# Stated goal
Your task is to copy the material exactly.

[start of Data provided]

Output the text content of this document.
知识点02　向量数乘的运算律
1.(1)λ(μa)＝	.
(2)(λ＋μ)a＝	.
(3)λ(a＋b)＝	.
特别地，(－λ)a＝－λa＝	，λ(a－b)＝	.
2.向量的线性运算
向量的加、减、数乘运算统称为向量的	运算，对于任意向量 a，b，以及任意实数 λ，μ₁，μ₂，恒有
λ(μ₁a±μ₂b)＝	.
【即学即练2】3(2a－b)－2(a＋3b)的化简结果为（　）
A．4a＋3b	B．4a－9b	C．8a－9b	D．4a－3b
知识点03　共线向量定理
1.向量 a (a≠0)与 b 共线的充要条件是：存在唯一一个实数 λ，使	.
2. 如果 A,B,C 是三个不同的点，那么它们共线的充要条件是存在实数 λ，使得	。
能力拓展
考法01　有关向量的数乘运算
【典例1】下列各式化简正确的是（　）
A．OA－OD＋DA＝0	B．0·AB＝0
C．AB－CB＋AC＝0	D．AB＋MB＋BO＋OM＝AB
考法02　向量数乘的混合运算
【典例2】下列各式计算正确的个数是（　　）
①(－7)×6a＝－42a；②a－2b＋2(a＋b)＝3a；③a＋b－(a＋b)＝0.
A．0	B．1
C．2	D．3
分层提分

[end of Data provided]

# Task solution
Output the text content of this document.
知识点02　向量数乘的运算律
1.(1)λ(μa)＝	.
(2)(λ＋μ)a＝	.
(3)λ(a＋b)＝	.
特别地，(－λ)a＝－λa＝	，λ(a－b)＝	.
2.向量的线性运算
向量的加、减、数乘运算统称为向量的	运算，对于任意向量 a，b，以及任意实数 λ，μ₁，μ₂，恒有
λ(μ₁a±μ₂b)＝	.
【即学即练2】3(2a－b)－2(a＋3b)的化简结果为（　）
A．4a＋3b	B．4a－9b	C．8a－9b	D．4a－3b
知识点03　共线向量定理
1.向量 a (a≠0)与 b 共线的充要条件是：存在唯一一个实数 λ，使	.
2. 如果 A,B,C 是三个不同的点，那么它们共线的充要条件是存在实数 λ，使得	。
能力拓展
考法01　有关向量的数乘运算
【典例1】下列各式化简正确的是（　）
A．OA－OD＋DA＝0	B．0·AB＝0
C．AB－CB＋AC＝0	D．AB＋MB＋BO＋OM＝AB
考法02　向量数乘的混合运算
【典例2】下列各式计算正确的个数是（　　）
①(－7)×6a＝－42a；②a－2b＋2(a＋b)＝3a；③a＋b－(a＋b)＝0.
A．0	B．1
C．2	D．3
分层提分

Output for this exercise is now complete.